[DIRECTIONS] Give every line below again, exactly.

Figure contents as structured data
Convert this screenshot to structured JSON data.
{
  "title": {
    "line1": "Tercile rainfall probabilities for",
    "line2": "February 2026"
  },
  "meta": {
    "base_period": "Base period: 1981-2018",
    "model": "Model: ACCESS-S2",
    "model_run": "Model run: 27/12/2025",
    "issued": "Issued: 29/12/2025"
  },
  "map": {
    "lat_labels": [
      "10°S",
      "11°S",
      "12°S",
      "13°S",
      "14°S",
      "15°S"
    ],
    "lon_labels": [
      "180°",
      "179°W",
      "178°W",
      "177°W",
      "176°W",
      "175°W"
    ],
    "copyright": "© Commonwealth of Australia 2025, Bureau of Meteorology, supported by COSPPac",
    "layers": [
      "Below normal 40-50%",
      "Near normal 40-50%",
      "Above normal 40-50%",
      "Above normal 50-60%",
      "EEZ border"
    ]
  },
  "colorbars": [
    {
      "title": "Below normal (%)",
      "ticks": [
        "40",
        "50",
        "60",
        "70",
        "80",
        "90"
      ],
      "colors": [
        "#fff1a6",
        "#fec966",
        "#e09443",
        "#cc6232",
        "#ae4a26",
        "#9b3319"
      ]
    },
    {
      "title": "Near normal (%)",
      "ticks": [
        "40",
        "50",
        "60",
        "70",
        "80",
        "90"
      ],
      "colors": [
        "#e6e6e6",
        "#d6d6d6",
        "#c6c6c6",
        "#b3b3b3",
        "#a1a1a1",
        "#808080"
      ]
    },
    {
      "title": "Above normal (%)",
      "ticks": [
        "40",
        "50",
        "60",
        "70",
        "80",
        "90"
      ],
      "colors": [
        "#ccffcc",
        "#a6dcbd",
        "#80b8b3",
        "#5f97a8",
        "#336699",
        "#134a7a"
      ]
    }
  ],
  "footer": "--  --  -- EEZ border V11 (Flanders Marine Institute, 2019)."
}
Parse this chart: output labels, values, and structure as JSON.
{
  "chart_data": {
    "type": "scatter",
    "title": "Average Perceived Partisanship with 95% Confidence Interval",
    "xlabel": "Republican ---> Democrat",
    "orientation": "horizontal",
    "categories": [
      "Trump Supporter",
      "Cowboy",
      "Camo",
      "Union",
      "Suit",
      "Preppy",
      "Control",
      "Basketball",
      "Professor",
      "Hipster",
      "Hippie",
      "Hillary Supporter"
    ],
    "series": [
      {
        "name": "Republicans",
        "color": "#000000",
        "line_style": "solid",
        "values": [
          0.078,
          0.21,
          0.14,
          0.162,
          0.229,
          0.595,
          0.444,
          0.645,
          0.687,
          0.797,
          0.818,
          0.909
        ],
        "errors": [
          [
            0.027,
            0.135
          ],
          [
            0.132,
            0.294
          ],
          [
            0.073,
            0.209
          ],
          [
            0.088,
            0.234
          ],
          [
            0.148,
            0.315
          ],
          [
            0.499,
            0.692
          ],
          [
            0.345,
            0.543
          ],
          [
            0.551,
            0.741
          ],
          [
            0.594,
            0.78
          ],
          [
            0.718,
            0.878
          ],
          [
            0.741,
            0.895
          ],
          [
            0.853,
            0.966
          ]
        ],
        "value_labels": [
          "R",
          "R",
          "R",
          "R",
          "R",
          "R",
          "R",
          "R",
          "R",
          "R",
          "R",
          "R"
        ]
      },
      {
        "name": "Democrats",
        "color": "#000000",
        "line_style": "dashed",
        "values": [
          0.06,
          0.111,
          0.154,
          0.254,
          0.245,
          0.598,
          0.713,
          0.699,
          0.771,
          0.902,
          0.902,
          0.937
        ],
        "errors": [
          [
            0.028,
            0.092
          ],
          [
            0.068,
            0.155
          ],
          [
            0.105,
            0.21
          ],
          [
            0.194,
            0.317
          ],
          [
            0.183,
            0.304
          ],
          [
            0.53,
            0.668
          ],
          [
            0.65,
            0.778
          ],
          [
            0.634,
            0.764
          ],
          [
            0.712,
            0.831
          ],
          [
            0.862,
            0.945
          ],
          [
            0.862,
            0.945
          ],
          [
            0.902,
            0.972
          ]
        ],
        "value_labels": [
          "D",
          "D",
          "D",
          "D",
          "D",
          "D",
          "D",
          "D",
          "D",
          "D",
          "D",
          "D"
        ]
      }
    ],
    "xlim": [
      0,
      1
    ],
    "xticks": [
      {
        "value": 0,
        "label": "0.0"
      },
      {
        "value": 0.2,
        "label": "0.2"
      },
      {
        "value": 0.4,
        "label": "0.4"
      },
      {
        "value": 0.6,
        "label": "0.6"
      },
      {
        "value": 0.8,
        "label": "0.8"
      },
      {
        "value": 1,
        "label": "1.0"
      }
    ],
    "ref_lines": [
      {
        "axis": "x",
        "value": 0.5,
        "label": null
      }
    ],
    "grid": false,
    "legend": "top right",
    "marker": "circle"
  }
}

[OUTPUT OF THE EXERCISE]
Convert this screenshot to structured JSON data.
{
  "title": {
    "line1": "Tercile rainfall probabilities for",
    "line2": "February 2026"
  },
  "meta": {
    "base_period": "Base period: 1981-2018",
    "model": "Model: ACCESS-S2",
    "model_run": "Model run: 27/12/2025",
    "issued": "Issued: 29/12/2025"
  },
  "map": {
    "lat_labels": [
      "10°S",
      "11°S",
      "12°S",
      "13°S",
      "14°S",
      "15°S"
    ],
    "lon_labels": [
      "180°",
      "179°W",
      "178°W",
      "177°W",
      "176°W",
      "175°W"
    ],
    "copyright": "© Commonwealth of Australia 2025, Bureau of Meteorology, supported by COSPPac",
    "layers": [
      "Below normal 40-50%",
      "Near normal 40-50%",
      "Above normal 40-50%",
      "Above normal 50-60%",
      "EEZ border"
    ]
  },
  "colorbars": [
    {
      "title": "Below normal (%)",
      "ticks": [
        "40",
        "50",
        "60",
        "70",
        "80",
        "90"
      ],
      "colors": [
        "#fff1a6",
        "#fec966",
        "#e09443",
        "#cc6232",
        "#ae4a26",
        "#9b3319"
      ]
    },
    {
      "title": "Near normal (%)",
      "ticks": [
        "40",
        "50",
        "60",
        "70",
        "80",
        "90"
      ],
      "colors": [
        "#e6e6e6",
        "#d6d6d6",
        "#c6c6c6",
        "#b3b3b3",
        "#a1a1a1",
        "#808080"
      ]
    },
    {
      "title": "Above normal (%)",
      "ticks": [
        "40",
        "50",
        "60",
        "70",
        "80",
        "90"
      ],
      "colors": [
        "#ccffcc",
        "#a6dcbd",
        "#80b8b3",
        "#5f97a8",
        "#336699",
        "#134a7a"
      ]
    }
  ],
  "footer": "--  --  -- EEZ border V11 (Flanders Marine Institute, 2019)."
}
Parse this chart: output labels, values, and structure as JSON.
{
  "chart_data": {
    "type": "scatter",
    "title": "Average Perceived Partisanship with 95% Confidence Interval",
    "xlabel": "Republican ---> Democrat",
    "orientation": "horizontal",
    "categories": [
      "Trump Supporter",
      "Cowboy",
      "Camo",
      "Union",
      "Suit",
      "Preppy",
      "Control",
      "Basketball",
      "Professor",
      "Hipster",
      "Hippie",
      "Hillary Supporter"
    ],
    "series": [
      {
        "name": "Republicans",
        "color": "#000000",
        "line_style": "solid",
        "values": [
          0.078,
          0.21,
          0.14,
          0.162,
          0.229,
          0.595,
          0.444,
          0.645,
          0.687,
          0.797,
          0.818,
          0.909
        ],
        "errors": [
          [
            0.027,
            0.135
          ],
          [
            0.132,
            0.294
          ],
          [
            0.073,
            0.209
          ],
          [
            0.088,
            0.234
          ],
          [
            0.148,
            0.315
          ],
          [
            0.499,
            0.692
          ],
          [
            0.345,
            0.543
          ],
          [
            0.551,
            0.741
          ],
          [
            0.594,
            0.78
          ],
          [
            0.718,
            0.878
          ],
          [
            0.741,
            0.895
          ],
          [
            0.853,
            0.966
          ]
        ],
        "value_labels": [
          "R",
          "R",
          "R",
          "R",
          "R",
          "R",
          "R",
          "R",
          "R",
          "R",
          "R",
          "R"
        ]
      },
      {
        "name": "Democrats",
        "color": "#000000",
        "line_style": "dashed",
        "values": [
          0.06,
          0.111,
          0.154,
          0.254,
          0.245,
          0.598,
          0.713,
          0.699,
          0.771,
          0.902,
          0.902,
          0.937
        ],
        "errors": [
          [
            0.028,
            0.092
          ],
          [
            0.068,
            0.155
          ],
          [
            0.105,
            0.21
          ],
          [
            0.194,
            0.317
          ],
          [
            0.183,
            0.304
          ],
          [
            0.53,
            0.668
          ],
          [
            0.65,
            0.778
          ],
          [
            0.634,
            0.764
          ],
          [
            0.712,
            0.831
          ],
          [
            0.862,
            0.945
          ],
          [
            0.862,
            0.945
          ],
          [
            0.902,
            0.972
          ]
        ],
        "value_labels": [
          "D",
          "D",
          "D",
          "D",
          "D",
          "D",
          "D",
          "D",
          "D",
          "D",
          "D",
          "D"
        ]
      }
    ],
    "xlim": [
      0,
      1
    ],
    "xticks": [
      {
        "value": 0,
        "label": "0.0"
      },
      {
        "value": 0.2,
        "label": "0.2"
      },
      {
        "value": 0.4,
        "label": "0.4"
      },
      {
        "value": 0.6,
        "label": "0.6"
      },
      {
        "value": 0.8,
        "label": "0.8"
      },
      {
        "value": 1,
        "label": "1.0"
      }
    ],
    "ref_lines": [
      {
        "axis": "x",
        "value": 0.5,
        "label": null
      }
    ],
    "grid": false,
    "legend": "top right",
    "marker": "circle"
  }
}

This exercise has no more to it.